• THE TASK:
Report the count of lines below in which the string "JSON" occurs; include nothing else.

• DATA ENTRIES:
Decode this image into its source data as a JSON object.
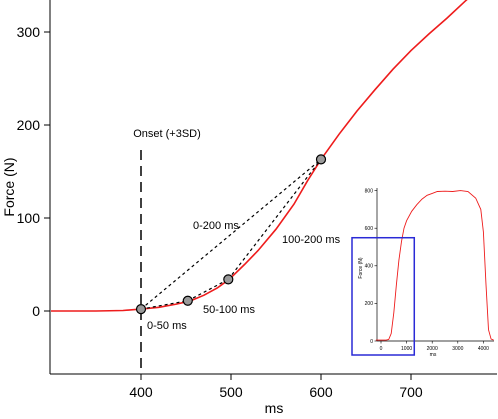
{
  "chart_data": [
    {
      "type": "line",
      "title": "",
      "xlabel": "ms",
      "ylabel": "Force (N)",
      "xlim": [
        300,
        780
      ],
      "ylim": [
        -65,
        335
      ],
      "x_ticks": [
        400,
        500,
        600,
        700
      ],
      "y_ticks": [
        0,
        100,
        200,
        300
      ],
      "x_tick_labels": [
        "400",
        "500",
        "600",
        "700"
      ],
      "y_tick_labels": [
        "0",
        "100",
        "200",
        "300"
      ],
      "grid": false,
      "legend": "none",
      "colors": {
        "curve": "#ee1c1c",
        "onset_line": "#000000",
        "marker_fill": "#9a9a9a"
      },
      "series": [
        {
          "x": [
            300,
            350,
            380,
            400,
            420,
            440,
            455,
            470,
            485,
            498,
            515,
            530,
            550,
            570,
            585,
            600,
            620,
            640,
            660,
            680,
            700,
            720,
            740,
            760,
            780
          ],
          "y": [
            0,
            0,
            0.5,
            2,
            4,
            7.5,
            11,
            17,
            25,
            34,
            50,
            65,
            88,
            115,
            140,
            163,
            190,
            215,
            238,
            260,
            280,
            298,
            315,
            333,
            350
          ]
        }
      ],
      "points": [
        {
          "x": 400,
          "y": 2
        },
        {
          "x": 452,
          "y": 11
        },
        {
          "x": 497,
          "y": 34
        },
        {
          "x": 600,
          "y": 163
        }
      ],
      "onset": {
        "x": 400,
        "label": "Onset (+3SD)"
      },
      "intervals": [
        {
          "label": "0-200 ms",
          "from": 0,
          "to": 3
        },
        {
          "label": "100-200 ms",
          "from": 2,
          "to": 3
        },
        {
          "label": "50-100 ms",
          "from": 1,
          "to": 2
        },
        {
          "label": "0-50 ms",
          "from": 0,
          "to": 1
        }
      ]
    },
    {
      "type": "line",
      "title": "",
      "xlabel": "ms",
      "ylabel": "Force (N)",
      "xlim": [
        -200,
        4700
      ],
      "ylim": [
        0,
        820
      ],
      "x_ticks": [
        0,
        1000,
        2000,
        3000,
        4000
      ],
      "y_ticks": [
        0,
        200,
        400,
        600,
        800
      ],
      "x_tick_labels": [
        "0",
        "1000",
        "2000",
        "3000",
        "4000"
      ],
      "y_tick_labels": [
        "0",
        "200",
        "400",
        "600",
        "800"
      ],
      "colors": {
        "curve": "#ee1c1c",
        "highlight_box": "#2a2ad6"
      },
      "series": [
        {
          "x": [
            -200,
            200,
            300,
            400,
            500,
            600,
            700,
            800,
            900,
            1000,
            1200,
            1400,
            1600,
            1800,
            2000,
            2200,
            2500,
            2800,
            3100,
            3400,
            3700,
            3900,
            4000,
            4100,
            4200,
            4300,
            4400
          ],
          "y": [
            5,
            5,
            8,
            40,
            150,
            300,
            430,
            530,
            600,
            640,
            690,
            725,
            755,
            775,
            785,
            795,
            797,
            795,
            800,
            795,
            760,
            700,
            580,
            300,
            60,
            10,
            5
          ]
        }
      ],
      "highlight_range": {
        "x": [
          -200,
          1300
        ],
        "y": [
          0,
          560
        ]
      }
    }
  ]
}
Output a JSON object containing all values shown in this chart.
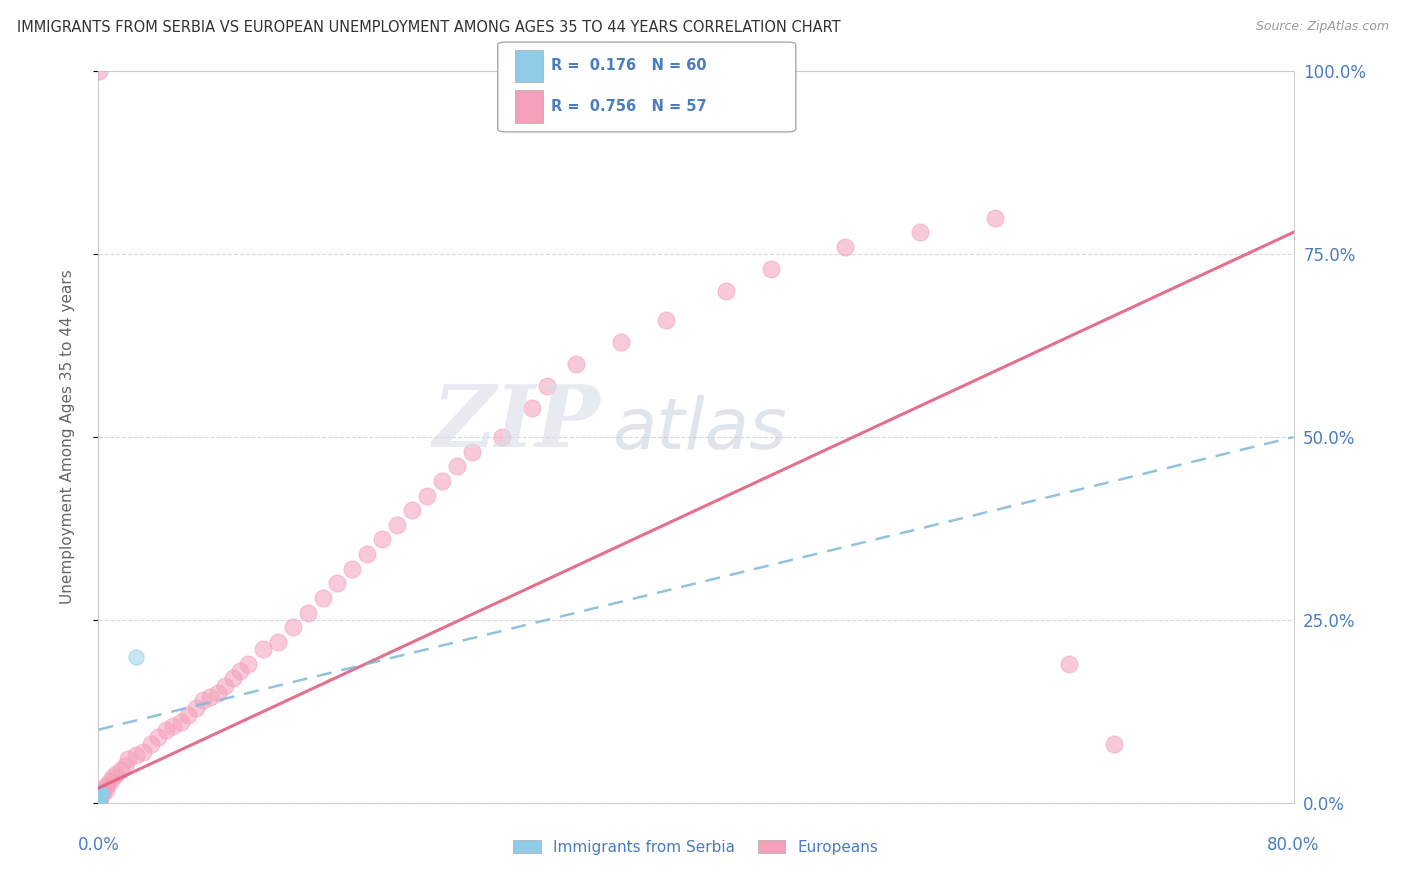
{
  "title": "IMMIGRANTS FROM SERBIA VS EUROPEAN UNEMPLOYMENT AMONG AGES 35 TO 44 YEARS CORRELATION CHART",
  "source": "Source: ZipAtlas.com",
  "ylabel": "Unemployment Among Ages 35 to 44 years",
  "legend_serbia": "Immigrants from Serbia",
  "legend_europeans": "Europeans",
  "r_serbia": 0.176,
  "n_serbia": 60,
  "r_europeans": 0.756,
  "n_europeans": 57,
  "color_serbia": "#90cce8",
  "color_europeans": "#f4a0b8",
  "color_line_serbia": "#80b8d8",
  "color_line_europeans": "#e06080",
  "color_text": "#4a7cc0",
  "watermark_zip": "ZIP",
  "watermark_atlas": "atlas",
  "xlim": [
    0,
    80
  ],
  "ylim": [
    0,
    100
  ],
  "ytick_vals": [
    0,
    25,
    50,
    75,
    100
  ],
  "ytick_labels": [
    "0.0%",
    "25.0%",
    "50.0%",
    "75.0%",
    "100.0%"
  ],
  "serbia_x": [
    0.05,
    0.08,
    0.06,
    0.04,
    0.07,
    0.05,
    0.09,
    0.06,
    0.05,
    0.07,
    0.04,
    0.06,
    0.08,
    0.05,
    0.06,
    0.07,
    0.05,
    0.04,
    0.06,
    0.05,
    0.08,
    0.05,
    0.06,
    0.07,
    0.05,
    0.04,
    0.06,
    0.05,
    0.07,
    0.05,
    0.06,
    0.04,
    0.05,
    0.08,
    0.06,
    0.05,
    0.07,
    0.06,
    0.05,
    0.04,
    0.06,
    0.05,
    0.07,
    0.06,
    0.08,
    0.05,
    0.04,
    0.06,
    0.05,
    0.07,
    0.06,
    0.05,
    0.04,
    0.06,
    0.05,
    0.07,
    0.06,
    0.08,
    2.5,
    0.05
  ],
  "serbia_y": [
    0.5,
    1.0,
    0.8,
    0.3,
    1.2,
    0.6,
    0.9,
    0.4,
    0.7,
    1.1,
    0.5,
    0.8,
    1.3,
    0.6,
    0.9,
    1.0,
    0.4,
    0.7,
    0.8,
    0.5,
    1.2,
    0.6,
    0.9,
    1.0,
    0.5,
    0.4,
    0.7,
    0.6,
    1.1,
    0.5,
    0.8,
    0.4,
    0.6,
    1.3,
    0.9,
    0.5,
    1.0,
    0.8,
    0.6,
    0.3,
    0.7,
    0.5,
    1.1,
    0.9,
    1.4,
    0.6,
    0.4,
    0.8,
    0.5,
    1.0,
    0.9,
    0.6,
    0.4,
    0.7,
    0.5,
    1.1,
    0.8,
    1.3,
    20.0,
    0.6
  ],
  "europeans_x": [
    0.1,
    0.2,
    0.3,
    0.4,
    0.5,
    0.6,
    0.8,
    1.0,
    1.2,
    1.5,
    1.8,
    2.0,
    2.5,
    3.0,
    3.5,
    4.0,
    4.5,
    5.0,
    5.5,
    6.0,
    6.5,
    7.0,
    7.5,
    8.0,
    8.5,
    9.0,
    9.5,
    10.0,
    11.0,
    12.0,
    13.0,
    14.0,
    15.0,
    16.0,
    17.0,
    18.0,
    19.0,
    20.0,
    21.0,
    22.0,
    23.0,
    24.0,
    25.0,
    27.0,
    29.0,
    30.0,
    32.0,
    35.0,
    38.0,
    42.0,
    45.0,
    50.0,
    55.0,
    60.0,
    65.0,
    68.0,
    0.05
  ],
  "europeans_y": [
    0.5,
    1.0,
    1.5,
    2.0,
    1.8,
    2.5,
    3.0,
    3.5,
    4.0,
    4.5,
    5.0,
    6.0,
    6.5,
    7.0,
    8.0,
    9.0,
    10.0,
    10.5,
    11.0,
    12.0,
    13.0,
    14.0,
    14.5,
    15.0,
    16.0,
    17.0,
    18.0,
    19.0,
    21.0,
    22.0,
    24.0,
    26.0,
    28.0,
    30.0,
    32.0,
    34.0,
    36.0,
    38.0,
    40.0,
    42.0,
    44.0,
    46.0,
    48.0,
    50.0,
    54.0,
    57.0,
    60.0,
    63.0,
    66.0,
    70.0,
    73.0,
    76.0,
    78.0,
    80.0,
    19.0,
    8.0,
    100.0
  ],
  "line_pink_x0": 0,
  "line_pink_y0": 2,
  "line_pink_x1": 80,
  "line_pink_y1": 78,
  "line_blue_x0": 0,
  "line_blue_y0": 10,
  "line_blue_x1": 80,
  "line_blue_y1": 50
}
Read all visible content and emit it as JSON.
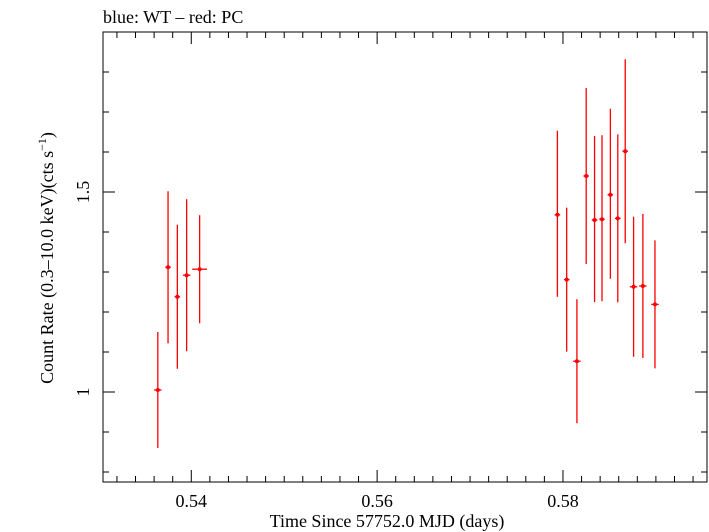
{
  "chart_data": {
    "type": "scatter",
    "title": "blue: WT – red: PC",
    "xlabel": "Time Since 57752.0 MJD (days)",
    "ylabel_main": "Count Rate (0.3–10.0 keV)(cts s",
    "ylabel_sup": "−1",
    "ylabel_close": ")",
    "xlim": [
      0.5305,
      0.5955
    ],
    "ylim": [
      0.775,
      1.9
    ],
    "x_ticks": [
      {
        "value": 0.54,
        "label": "0.54"
      },
      {
        "value": 0.56,
        "label": "0.56"
      },
      {
        "value": 0.58,
        "label": "0.58"
      }
    ],
    "x_minor_step": 0.002,
    "y_ticks": [
      {
        "value": 1.0,
        "label": "1"
      },
      {
        "value": 1.5,
        "label": "1.5"
      }
    ],
    "y_minor_step": 0.1,
    "grid": false,
    "series": [
      {
        "name": "PC",
        "color": "#ff0000",
        "points": [
          {
            "x": 0.5364,
            "xerr": 0.0004,
            "y": 1.005,
            "yerr_lo": 0.145,
            "yerr_hi": 0.145
          },
          {
            "x": 0.5375,
            "xerr": 0.0003,
            "y": 1.312,
            "yerr_lo": 0.19,
            "yerr_hi": 0.19
          },
          {
            "x": 0.5385,
            "xerr": 0.0003,
            "y": 1.238,
            "yerr_lo": 0.18,
            "yerr_hi": 0.18
          },
          {
            "x": 0.5395,
            "xerr": 0.0004,
            "y": 1.292,
            "yerr_lo": 0.19,
            "yerr_hi": 0.19
          },
          {
            "x": 0.5409,
            "xerr": 0.0008,
            "y": 1.307,
            "yerr_lo": 0.135,
            "yerr_hi": 0.135
          },
          {
            "x": 0.5794,
            "xerr": 0.0003,
            "y": 1.443,
            "yerr_lo": 0.205,
            "yerr_hi": 0.21
          },
          {
            "x": 0.5804,
            "xerr": 0.0003,
            "y": 1.281,
            "yerr_lo": 0.18,
            "yerr_hi": 0.18
          },
          {
            "x": 0.5815,
            "xerr": 0.0004,
            "y": 1.077,
            "yerr_lo": 0.155,
            "yerr_hi": 0.155
          },
          {
            "x": 0.5825,
            "xerr": 0.0003,
            "y": 1.54,
            "yerr_lo": 0.22,
            "yerr_hi": 0.22
          },
          {
            "x": 0.5834,
            "xerr": 0.0003,
            "y": 1.43,
            "yerr_lo": 0.205,
            "yerr_hi": 0.21
          },
          {
            "x": 0.5842,
            "xerr": 0.0003,
            "y": 1.432,
            "yerr_lo": 0.205,
            "yerr_hi": 0.21
          },
          {
            "x": 0.5851,
            "xerr": 0.0003,
            "y": 1.493,
            "yerr_lo": 0.21,
            "yerr_hi": 0.215
          },
          {
            "x": 0.5859,
            "xerr": 0.0003,
            "y": 1.434,
            "yerr_lo": 0.21,
            "yerr_hi": 0.21
          },
          {
            "x": 0.5867,
            "xerr": 0.0003,
            "y": 1.602,
            "yerr_lo": 0.23,
            "yerr_hi": 0.23
          },
          {
            "x": 0.5876,
            "xerr": 0.0004,
            "y": 1.263,
            "yerr_lo": 0.175,
            "yerr_hi": 0.175
          },
          {
            "x": 0.5886,
            "xerr": 0.0004,
            "y": 1.265,
            "yerr_lo": 0.18,
            "yerr_hi": 0.18
          },
          {
            "x": 0.5899,
            "xerr": 0.0004,
            "y": 1.219,
            "yerr_lo": 0.16,
            "yerr_hi": 0.16
          }
        ]
      }
    ]
  }
}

• EXPECTED ANSWER:
3